WHAT IS ASKED: Write out all records as given; omit images.

# # # #

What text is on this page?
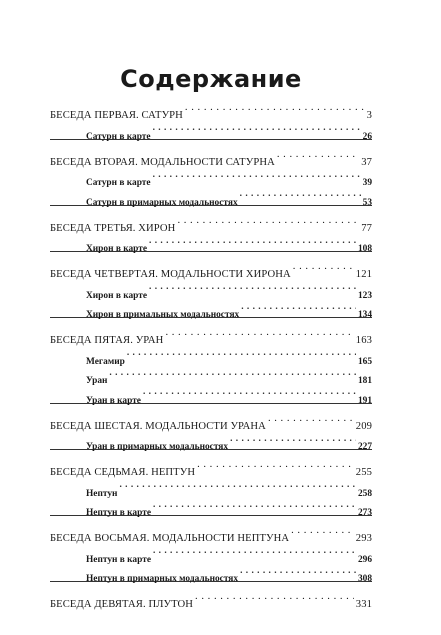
Содержание
БЕСЕДА ПЕРВАЯ. САТУРН . . .	3
Сатурн в карте . . .	26
БЕСЕДА ВТОРАЯ. МОДАЛЬНОСТИ САТУРНА . . .	37
Сатурн в карте . . .	39
Сатурн в примарных модальностях . . .	53
БЕСЕДА ТРЕТЬЯ. ХИРОН . . .	77
Хирон в карте . . .	108
БЕСЕДА ЧЕТВЕРТАЯ. МОДАЛЬНОСТИ ХИРОНА . . .	121
Хирон в карте . . .	123
Хирон в примальных модальностях . . .	134
БЕСЕДА ПЯТАЯ. УРАН . . .	163
Мегамир . . .	165
Уран . . .	181
Уран в карте . . .	191
БЕСЕДА ШЕСТАЯ. МОДАЛЬНОСТИ УРАНА . . .	209
Уран в примарных модальностях . . .	227
БЕСЕДА СЕДЬМАЯ. НЕПТУН . . .	255
Нептун . . .	258
Нептун в карте . . .	273
БЕСЕДА ВОСЬМАЯ. МОДАЛЬНОСТИ НЕПТУНА . . .	293
Нептун в карте . . .	296
Нептун в примарных модальностях . . .	308
БЕСЕДА ДЕВЯТАЯ. ПЛУТОН . . .	331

# # # #

RIGHT ANSWER:
What text is on this page?
Содержание
БЕСЕДА ПЕРВАЯ. САТУРН . . .	3
Сатурн в карте . . .	26
БЕСЕДА ВТОРАЯ. МОДАЛЬНОСТИ САТУРНА . . .	37
Сатурн в карте . . .	39
Сатурн в примарных модальностях . . .	53
БЕСЕДА ТРЕТЬЯ. ХИРОН . . .	77
Хирон в карте . . .	108
БЕСЕДА ЧЕТВЕРТАЯ. МОДАЛЬНОСТИ ХИРОНА . . .	121
Хирон в карте . . .	123
Хирон в примальных модальностях . . .	134
БЕСЕДА ПЯТАЯ. УРАН . . .	163
Мегамир . . .	165
Уран . . .	181
Уран в карте . . .	191
БЕСЕДА ШЕСТАЯ. МОДАЛЬНОСТИ УРАНА . . .	209
Уран в примарных модальностях . . .	227
БЕСЕДА СЕДЬМАЯ. НЕПТУН . . .	255
Нептун . . .	258
Нептун в карте . . .	273
БЕСЕДА ВОСЬМАЯ. МОДАЛЬНОСТИ НЕПТУНА . . .	293
Нептун в карте . . .	296
Нептун в примарных модальностях . . .	308
БЕСЕДА ДЕВЯТАЯ. ПЛУТОН . . .	331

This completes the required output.